──────── Supplied material
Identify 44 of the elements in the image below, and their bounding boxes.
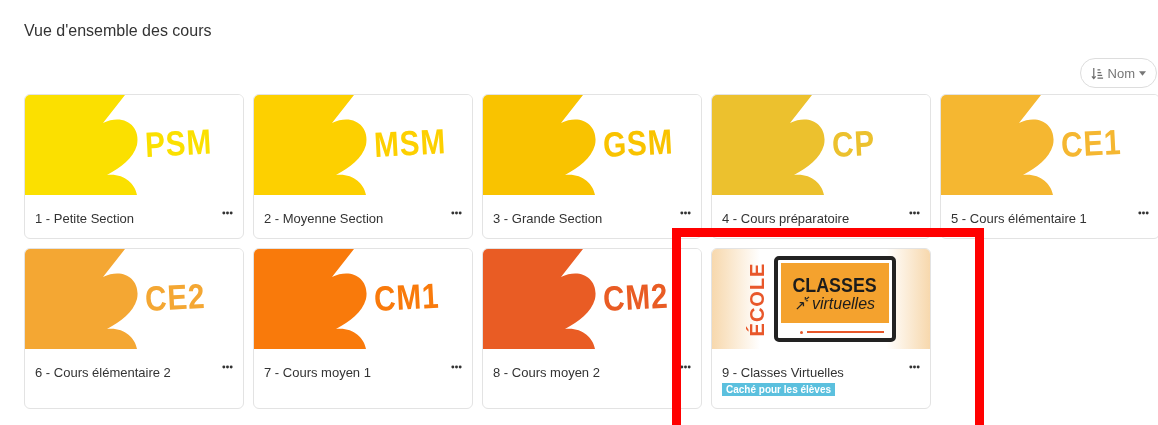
course-name[interactable]: 3 - Grande Section — [493, 211, 603, 226]
course-name[interactable]: 8 - Cours moyen 2 — [493, 365, 600, 380]
course-card[interactable]: CM2 8 - Cours moyen 2 — [482, 248, 702, 409]
course-card[interactable]: CE2 6 - Cours élémentaire 2 — [24, 248, 244, 409]
course-card[interactable]: MSM 2 - Moyenne Section — [253, 94, 473, 239]
course-name[interactable]: 4 - Cours préparatoire — [722, 211, 850, 226]
sort-icon — [1090, 66, 1104, 80]
course-card[interactable]: CE1 5 - Cours élémentaire 1 — [940, 94, 1158, 239]
banner-side-label: ÉCOLE — [746, 262, 770, 336]
banner-label: CM2 — [601, 275, 670, 319]
more-options-button[interactable] — [1138, 211, 1149, 215]
more-options-button[interactable] — [909, 211, 920, 215]
page-heading: Vue d'ensemble des cours — [24, 22, 213, 40]
screen-subtitle: virtuelles — [811, 294, 876, 313]
banner-label: CM1 — [372, 275, 441, 319]
banner-label: CP — [830, 122, 876, 165]
course-card[interactable]: GSM 3 - Grande Section — [482, 94, 702, 239]
more-options-button[interactable] — [451, 365, 462, 369]
cursor-click-icon — [794, 296, 810, 311]
banner-label: PSM — [143, 121, 213, 165]
course-name[interactable]: 1 - Petite Section — [35, 211, 134, 226]
banner-label: CE1 — [1059, 121, 1123, 165]
more-options-button[interactable] — [680, 365, 691, 369]
screen-title: CLASSES — [792, 273, 878, 295]
course-card[interactable]: ÉCOLE CLASSES virtuelles 9 - Classes Virtuelles Caché pour les élèves — [711, 248, 931, 409]
caret-icon — [1139, 70, 1146, 76]
more-options-button[interactable] — [680, 211, 691, 215]
sort-dropdown[interactable]: Nom — [1079, 58, 1157, 88]
course-name[interactable]: 7 - Cours moyen 1 — [264, 365, 371, 380]
course-name[interactable]: 2 - Moyenne Section — [264, 211, 384, 226]
course-name[interactable]: 5 - Cours élémentaire 1 — [951, 211, 1087, 226]
hidden-badge: Caché pour les élèves — [722, 383, 836, 396]
banner-label: GSM — [601, 121, 675, 165]
course-card[interactable]: CM1 7 - Cours moyen 1 — [253, 248, 473, 409]
course-card[interactable]: PSM 1 - Petite Section — [24, 94, 244, 239]
banner-label: CE2 — [143, 275, 207, 319]
course-card[interactable]: CP 4 - Cours préparatoire — [711, 94, 931, 239]
more-options-button[interactable] — [451, 211, 462, 215]
more-options-button[interactable] — [222, 365, 233, 369]
course-name[interactable]: 6 - Cours élémentaire 2 — [35, 365, 171, 380]
more-options-button[interactable] — [222, 211, 233, 215]
course-name[interactable]: 9 - Classes Virtuelles — [722, 365, 844, 380]
more-options-button[interactable] — [909, 365, 920, 369]
banner-label: MSM — [372, 121, 447, 165]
────────────────
== Description of the task ==
Reproduce verbatim the lines of the listing beginning with the line that contains "course-name[interactable]: 3 - Grande" and continuing through the line that contains "course-card[interactable]: MSM 2", including both of those lines.

== Solution for this task ==
course-name[interactable]: 3 - Grande Section — [493, 211, 603, 226]
course-name[interactable]: 8 - Cours moyen 2 — [493, 365, 600, 380]
course-card[interactable]: CM2 8 - Cours moyen 2 — [482, 248, 702, 409]
course-card[interactable]: CE2 6 - Cours élémentaire 2 — [24, 248, 244, 409]
course-card[interactable]: MSM 2 - Moyenne Section — [253, 94, 473, 239]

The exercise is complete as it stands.